Requirement
Find the lines that contain the word "content" and copy each one.

(Stored dataset items)
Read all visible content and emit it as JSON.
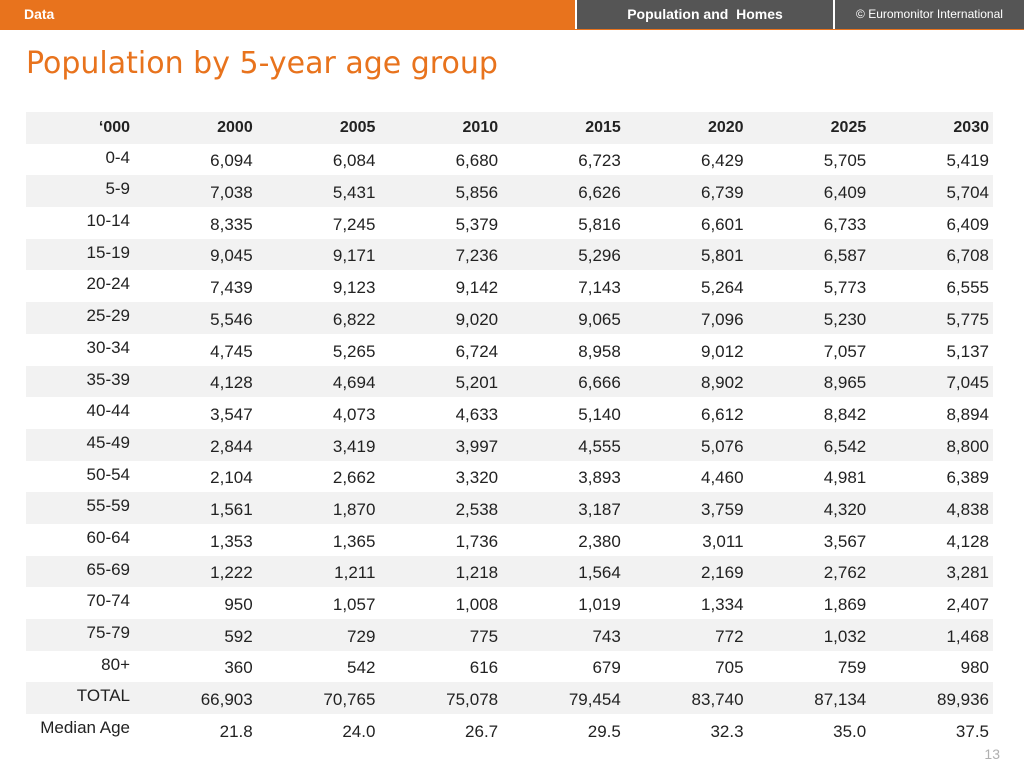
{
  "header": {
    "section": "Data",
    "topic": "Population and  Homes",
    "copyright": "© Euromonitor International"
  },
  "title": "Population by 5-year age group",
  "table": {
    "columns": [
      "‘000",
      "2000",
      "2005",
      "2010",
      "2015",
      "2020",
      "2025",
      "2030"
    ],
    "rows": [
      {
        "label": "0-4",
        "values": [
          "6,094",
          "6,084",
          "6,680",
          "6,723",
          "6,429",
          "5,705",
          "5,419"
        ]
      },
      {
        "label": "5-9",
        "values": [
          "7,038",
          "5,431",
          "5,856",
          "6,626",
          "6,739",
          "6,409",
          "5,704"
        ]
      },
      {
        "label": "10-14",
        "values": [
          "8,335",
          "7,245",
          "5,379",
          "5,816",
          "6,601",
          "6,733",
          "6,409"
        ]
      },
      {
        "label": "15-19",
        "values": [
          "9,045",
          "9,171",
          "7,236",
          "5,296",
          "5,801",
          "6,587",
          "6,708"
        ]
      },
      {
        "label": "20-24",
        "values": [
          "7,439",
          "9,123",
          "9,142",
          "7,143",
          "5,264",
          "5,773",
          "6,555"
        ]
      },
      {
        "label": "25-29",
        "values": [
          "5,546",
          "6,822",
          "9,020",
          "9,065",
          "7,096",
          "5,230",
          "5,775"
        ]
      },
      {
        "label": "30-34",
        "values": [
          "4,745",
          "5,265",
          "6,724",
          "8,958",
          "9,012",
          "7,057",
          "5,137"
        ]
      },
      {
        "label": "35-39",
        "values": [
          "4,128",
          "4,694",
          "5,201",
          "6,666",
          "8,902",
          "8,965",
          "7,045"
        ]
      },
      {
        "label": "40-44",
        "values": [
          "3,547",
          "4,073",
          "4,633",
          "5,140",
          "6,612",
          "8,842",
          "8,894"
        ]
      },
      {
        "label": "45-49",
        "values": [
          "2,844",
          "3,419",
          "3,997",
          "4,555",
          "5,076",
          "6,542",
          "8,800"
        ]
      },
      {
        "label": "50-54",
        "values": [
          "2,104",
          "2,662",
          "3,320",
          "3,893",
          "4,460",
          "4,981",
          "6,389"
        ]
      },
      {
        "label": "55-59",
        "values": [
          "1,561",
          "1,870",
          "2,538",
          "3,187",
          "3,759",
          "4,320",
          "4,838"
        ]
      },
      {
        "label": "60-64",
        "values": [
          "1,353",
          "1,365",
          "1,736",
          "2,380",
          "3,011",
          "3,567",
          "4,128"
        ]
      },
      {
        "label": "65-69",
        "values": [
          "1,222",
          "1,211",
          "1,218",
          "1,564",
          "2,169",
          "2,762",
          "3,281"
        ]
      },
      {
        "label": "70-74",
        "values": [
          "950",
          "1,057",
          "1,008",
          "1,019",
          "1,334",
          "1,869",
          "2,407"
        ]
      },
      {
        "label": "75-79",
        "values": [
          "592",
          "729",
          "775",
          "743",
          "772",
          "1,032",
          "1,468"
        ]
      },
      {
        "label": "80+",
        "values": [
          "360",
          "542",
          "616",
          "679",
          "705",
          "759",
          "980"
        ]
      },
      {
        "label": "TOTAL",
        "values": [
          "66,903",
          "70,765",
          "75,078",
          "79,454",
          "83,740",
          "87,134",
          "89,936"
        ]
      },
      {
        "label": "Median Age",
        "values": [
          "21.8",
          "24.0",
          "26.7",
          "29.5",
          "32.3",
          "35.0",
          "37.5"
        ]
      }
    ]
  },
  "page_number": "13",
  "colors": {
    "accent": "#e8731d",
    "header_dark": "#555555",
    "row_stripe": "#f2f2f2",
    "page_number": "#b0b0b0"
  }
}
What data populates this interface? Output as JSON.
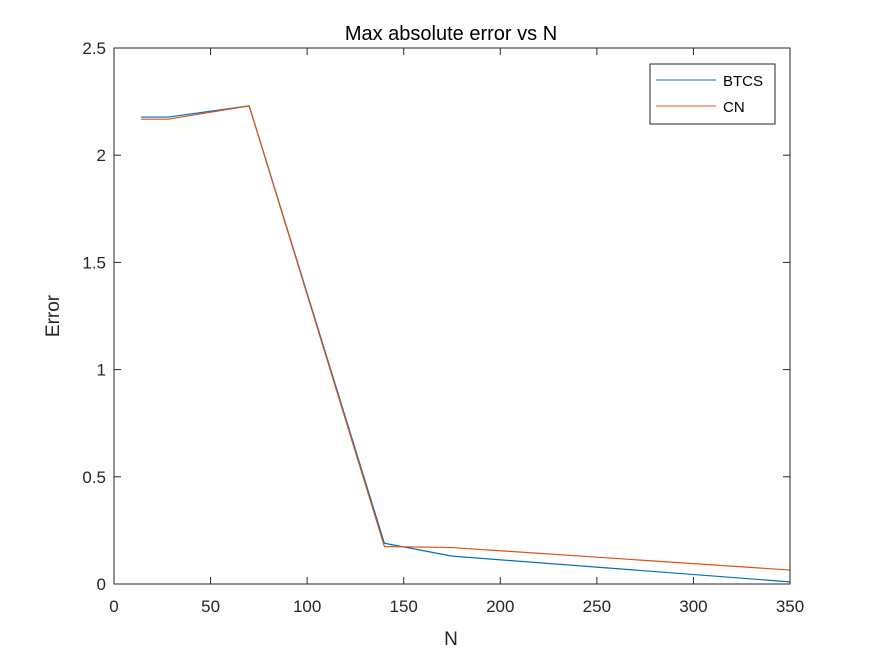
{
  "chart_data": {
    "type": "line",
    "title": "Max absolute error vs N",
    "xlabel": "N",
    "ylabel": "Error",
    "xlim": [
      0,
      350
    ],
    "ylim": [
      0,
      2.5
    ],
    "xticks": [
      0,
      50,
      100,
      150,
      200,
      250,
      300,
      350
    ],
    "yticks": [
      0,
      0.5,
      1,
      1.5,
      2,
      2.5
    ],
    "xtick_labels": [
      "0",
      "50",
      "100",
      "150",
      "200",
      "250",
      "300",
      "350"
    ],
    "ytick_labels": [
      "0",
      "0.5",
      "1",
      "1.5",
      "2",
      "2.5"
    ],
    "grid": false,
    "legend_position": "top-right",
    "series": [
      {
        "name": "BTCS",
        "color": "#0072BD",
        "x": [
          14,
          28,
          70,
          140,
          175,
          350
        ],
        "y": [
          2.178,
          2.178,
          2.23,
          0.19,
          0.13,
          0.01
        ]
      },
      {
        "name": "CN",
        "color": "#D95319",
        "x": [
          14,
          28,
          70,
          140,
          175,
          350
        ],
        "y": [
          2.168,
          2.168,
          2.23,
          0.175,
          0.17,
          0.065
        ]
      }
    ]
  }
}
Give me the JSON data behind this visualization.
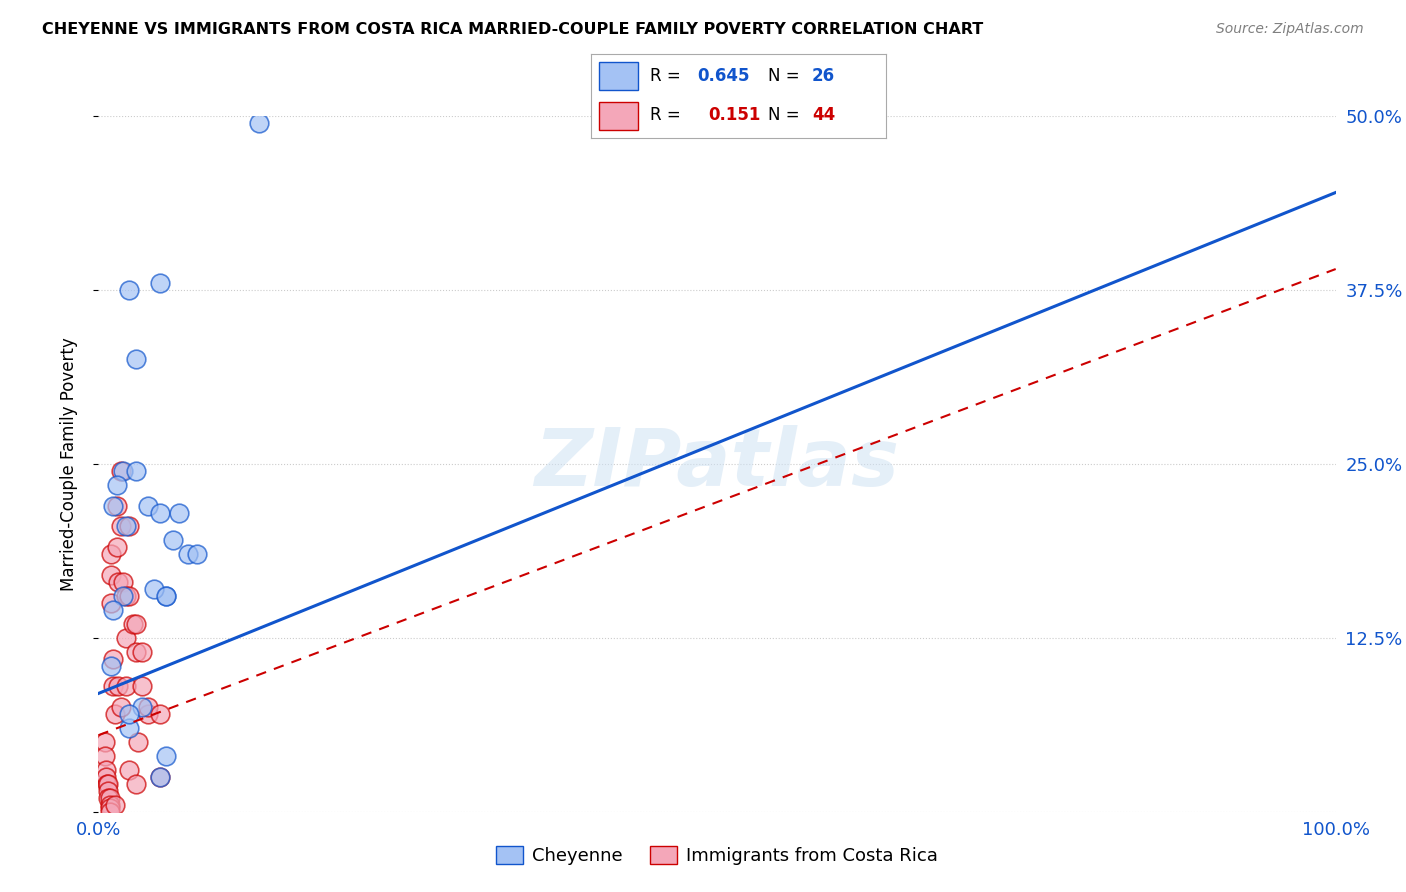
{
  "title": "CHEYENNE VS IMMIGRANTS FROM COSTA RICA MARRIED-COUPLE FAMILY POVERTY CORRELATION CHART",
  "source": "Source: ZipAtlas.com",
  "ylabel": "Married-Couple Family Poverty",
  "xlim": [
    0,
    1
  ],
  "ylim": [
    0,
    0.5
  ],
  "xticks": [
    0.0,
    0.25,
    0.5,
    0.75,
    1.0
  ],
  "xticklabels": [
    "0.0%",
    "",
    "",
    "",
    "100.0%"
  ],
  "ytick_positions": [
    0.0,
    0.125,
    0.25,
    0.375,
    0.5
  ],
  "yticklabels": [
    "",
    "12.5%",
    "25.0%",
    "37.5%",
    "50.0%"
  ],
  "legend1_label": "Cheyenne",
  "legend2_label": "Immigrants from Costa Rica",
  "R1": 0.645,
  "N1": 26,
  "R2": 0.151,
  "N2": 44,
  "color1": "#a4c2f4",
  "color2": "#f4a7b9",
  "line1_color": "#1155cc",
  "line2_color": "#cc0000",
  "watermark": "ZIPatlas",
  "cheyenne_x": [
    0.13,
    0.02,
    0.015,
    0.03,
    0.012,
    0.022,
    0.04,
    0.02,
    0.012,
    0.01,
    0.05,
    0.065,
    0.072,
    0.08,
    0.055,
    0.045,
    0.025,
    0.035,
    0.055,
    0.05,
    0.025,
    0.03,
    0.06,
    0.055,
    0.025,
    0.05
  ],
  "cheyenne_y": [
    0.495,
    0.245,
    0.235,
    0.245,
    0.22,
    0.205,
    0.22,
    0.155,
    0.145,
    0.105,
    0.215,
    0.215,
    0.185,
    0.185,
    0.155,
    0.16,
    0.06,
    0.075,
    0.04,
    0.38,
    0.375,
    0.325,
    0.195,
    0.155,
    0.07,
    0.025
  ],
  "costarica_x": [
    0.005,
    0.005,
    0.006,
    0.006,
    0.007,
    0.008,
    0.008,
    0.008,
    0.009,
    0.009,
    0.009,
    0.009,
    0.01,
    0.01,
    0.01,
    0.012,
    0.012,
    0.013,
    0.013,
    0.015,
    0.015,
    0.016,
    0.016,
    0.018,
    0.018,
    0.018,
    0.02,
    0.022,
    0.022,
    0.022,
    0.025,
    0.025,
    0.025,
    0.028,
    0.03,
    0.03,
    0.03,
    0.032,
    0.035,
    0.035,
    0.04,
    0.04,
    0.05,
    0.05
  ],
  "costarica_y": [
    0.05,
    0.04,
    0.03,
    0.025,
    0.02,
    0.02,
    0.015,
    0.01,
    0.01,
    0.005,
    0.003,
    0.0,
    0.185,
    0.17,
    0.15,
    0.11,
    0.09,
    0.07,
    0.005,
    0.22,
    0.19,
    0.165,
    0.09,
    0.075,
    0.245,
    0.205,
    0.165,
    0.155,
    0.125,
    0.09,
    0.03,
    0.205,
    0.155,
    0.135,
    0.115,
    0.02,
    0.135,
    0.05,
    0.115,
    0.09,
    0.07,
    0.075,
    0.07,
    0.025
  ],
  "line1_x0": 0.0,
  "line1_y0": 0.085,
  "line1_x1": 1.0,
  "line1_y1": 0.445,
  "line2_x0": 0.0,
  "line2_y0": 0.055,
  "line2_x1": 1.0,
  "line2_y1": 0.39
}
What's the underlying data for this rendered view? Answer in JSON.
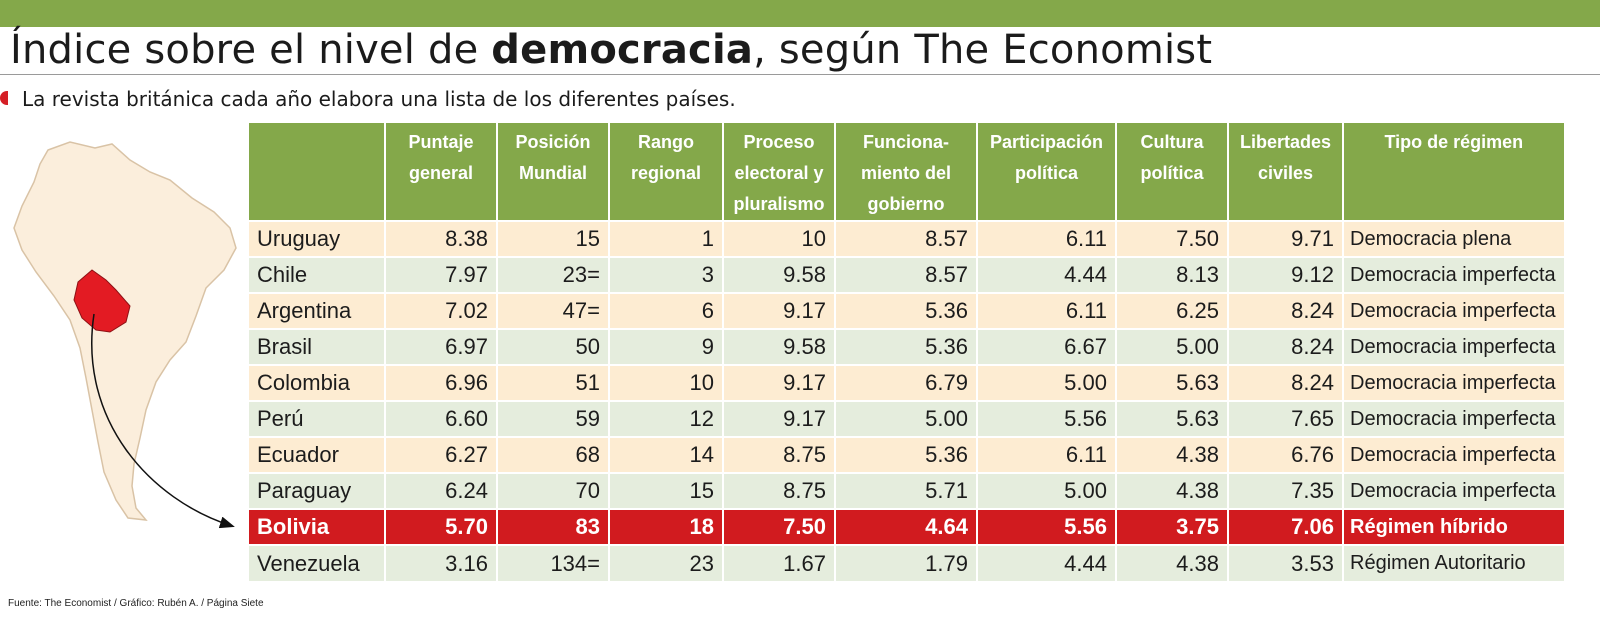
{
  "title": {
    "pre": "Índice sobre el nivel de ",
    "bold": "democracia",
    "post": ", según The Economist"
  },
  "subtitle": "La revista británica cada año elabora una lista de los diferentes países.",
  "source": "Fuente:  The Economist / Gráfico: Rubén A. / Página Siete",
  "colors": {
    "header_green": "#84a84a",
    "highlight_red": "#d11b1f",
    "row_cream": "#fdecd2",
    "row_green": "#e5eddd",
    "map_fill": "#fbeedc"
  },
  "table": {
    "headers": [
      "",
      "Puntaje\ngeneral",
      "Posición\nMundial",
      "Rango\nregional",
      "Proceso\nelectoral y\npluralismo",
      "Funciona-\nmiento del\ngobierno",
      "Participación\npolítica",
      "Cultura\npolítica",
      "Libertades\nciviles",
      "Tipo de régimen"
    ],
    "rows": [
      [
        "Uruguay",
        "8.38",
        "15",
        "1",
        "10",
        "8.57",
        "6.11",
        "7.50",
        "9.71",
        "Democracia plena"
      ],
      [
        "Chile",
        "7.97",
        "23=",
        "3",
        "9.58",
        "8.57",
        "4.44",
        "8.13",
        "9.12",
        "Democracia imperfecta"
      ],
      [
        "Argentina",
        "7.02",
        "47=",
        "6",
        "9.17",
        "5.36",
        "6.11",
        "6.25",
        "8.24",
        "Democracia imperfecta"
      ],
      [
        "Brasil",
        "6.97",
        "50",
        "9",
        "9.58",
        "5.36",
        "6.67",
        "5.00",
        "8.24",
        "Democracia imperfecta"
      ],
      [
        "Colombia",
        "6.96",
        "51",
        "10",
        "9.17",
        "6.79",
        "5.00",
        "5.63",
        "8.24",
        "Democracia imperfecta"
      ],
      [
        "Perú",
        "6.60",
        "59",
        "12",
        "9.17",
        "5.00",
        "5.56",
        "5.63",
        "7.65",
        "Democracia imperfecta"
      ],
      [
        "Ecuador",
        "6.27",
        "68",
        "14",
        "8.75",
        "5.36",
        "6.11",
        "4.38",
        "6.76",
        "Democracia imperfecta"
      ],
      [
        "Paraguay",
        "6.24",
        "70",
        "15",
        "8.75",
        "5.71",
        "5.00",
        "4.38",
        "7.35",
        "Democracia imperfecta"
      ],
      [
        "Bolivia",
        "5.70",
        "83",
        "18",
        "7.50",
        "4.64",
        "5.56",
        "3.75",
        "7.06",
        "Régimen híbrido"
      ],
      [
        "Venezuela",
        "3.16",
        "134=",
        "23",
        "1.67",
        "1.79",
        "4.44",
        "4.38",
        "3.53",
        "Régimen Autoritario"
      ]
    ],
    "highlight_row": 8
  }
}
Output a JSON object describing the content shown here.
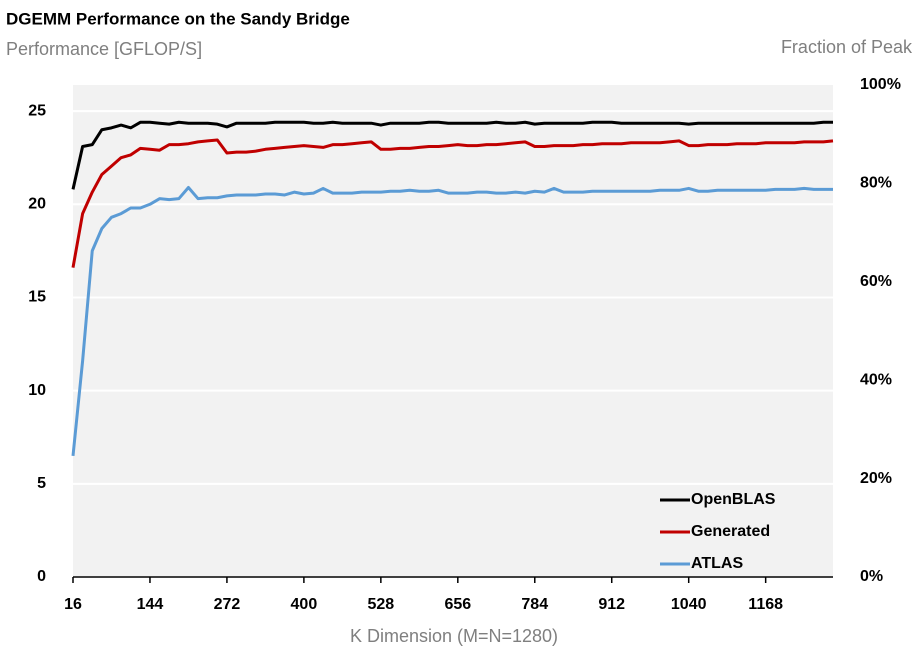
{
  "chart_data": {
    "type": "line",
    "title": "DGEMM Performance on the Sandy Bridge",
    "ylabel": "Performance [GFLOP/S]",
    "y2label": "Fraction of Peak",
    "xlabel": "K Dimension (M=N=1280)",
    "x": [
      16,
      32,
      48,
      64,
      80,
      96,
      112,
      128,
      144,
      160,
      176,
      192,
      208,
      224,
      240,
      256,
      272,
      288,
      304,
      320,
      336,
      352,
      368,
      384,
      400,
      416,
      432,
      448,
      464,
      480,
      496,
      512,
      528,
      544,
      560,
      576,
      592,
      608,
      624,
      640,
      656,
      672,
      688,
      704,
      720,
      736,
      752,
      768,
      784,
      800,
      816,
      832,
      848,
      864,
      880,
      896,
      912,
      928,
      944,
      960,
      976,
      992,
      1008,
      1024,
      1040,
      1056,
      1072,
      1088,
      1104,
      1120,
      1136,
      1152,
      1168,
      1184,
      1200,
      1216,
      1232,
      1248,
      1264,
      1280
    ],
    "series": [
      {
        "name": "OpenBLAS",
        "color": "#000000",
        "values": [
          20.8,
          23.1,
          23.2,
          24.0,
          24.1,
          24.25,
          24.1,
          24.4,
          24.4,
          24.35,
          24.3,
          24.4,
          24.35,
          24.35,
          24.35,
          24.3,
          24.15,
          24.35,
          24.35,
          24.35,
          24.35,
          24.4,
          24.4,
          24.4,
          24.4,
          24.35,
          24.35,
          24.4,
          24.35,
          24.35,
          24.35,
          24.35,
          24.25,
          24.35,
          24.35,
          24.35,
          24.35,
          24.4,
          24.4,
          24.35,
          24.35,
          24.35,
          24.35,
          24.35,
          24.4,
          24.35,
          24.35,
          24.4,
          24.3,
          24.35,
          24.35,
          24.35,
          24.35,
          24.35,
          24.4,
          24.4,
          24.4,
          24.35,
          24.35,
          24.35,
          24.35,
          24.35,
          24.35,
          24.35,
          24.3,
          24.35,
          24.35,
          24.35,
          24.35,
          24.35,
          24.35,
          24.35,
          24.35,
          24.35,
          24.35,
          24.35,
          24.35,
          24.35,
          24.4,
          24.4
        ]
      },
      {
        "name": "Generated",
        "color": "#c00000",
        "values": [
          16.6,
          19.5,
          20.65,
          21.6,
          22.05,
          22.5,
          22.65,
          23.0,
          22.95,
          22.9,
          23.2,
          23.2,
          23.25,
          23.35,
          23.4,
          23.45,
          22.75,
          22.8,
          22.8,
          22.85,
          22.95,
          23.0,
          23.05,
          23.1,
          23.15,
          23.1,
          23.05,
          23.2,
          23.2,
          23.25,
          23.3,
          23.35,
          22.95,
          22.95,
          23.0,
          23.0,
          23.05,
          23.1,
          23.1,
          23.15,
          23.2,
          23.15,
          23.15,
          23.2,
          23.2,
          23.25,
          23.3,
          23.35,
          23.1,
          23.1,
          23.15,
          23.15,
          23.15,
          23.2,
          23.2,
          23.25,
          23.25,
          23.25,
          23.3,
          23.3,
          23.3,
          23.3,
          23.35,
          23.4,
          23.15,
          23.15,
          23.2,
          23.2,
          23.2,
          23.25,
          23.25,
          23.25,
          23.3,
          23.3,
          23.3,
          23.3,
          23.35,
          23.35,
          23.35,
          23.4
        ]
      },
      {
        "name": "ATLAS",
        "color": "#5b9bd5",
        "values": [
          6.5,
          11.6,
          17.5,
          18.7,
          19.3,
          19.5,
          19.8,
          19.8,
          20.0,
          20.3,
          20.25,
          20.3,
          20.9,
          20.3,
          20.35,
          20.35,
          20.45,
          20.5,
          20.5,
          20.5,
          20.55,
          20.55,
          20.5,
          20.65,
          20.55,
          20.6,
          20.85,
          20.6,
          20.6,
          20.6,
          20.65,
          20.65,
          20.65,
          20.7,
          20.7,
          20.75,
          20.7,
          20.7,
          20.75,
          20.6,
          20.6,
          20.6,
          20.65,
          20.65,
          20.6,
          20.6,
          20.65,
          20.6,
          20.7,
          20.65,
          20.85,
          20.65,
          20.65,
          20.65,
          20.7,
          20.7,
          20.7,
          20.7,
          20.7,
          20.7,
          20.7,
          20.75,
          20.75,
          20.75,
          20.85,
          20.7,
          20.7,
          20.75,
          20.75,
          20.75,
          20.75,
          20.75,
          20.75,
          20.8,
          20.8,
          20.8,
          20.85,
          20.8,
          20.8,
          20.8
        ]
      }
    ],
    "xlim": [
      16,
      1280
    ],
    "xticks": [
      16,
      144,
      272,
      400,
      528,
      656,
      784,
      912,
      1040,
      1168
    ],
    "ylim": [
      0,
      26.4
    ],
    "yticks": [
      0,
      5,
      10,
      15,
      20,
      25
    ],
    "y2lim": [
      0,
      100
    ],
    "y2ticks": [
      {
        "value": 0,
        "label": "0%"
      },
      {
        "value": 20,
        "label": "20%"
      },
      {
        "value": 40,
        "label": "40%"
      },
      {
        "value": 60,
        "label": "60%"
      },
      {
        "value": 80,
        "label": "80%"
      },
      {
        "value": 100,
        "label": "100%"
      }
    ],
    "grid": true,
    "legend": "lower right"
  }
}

Task response
Read all visible content and emit it as JSON.
Output a JSON object describing the content shown here.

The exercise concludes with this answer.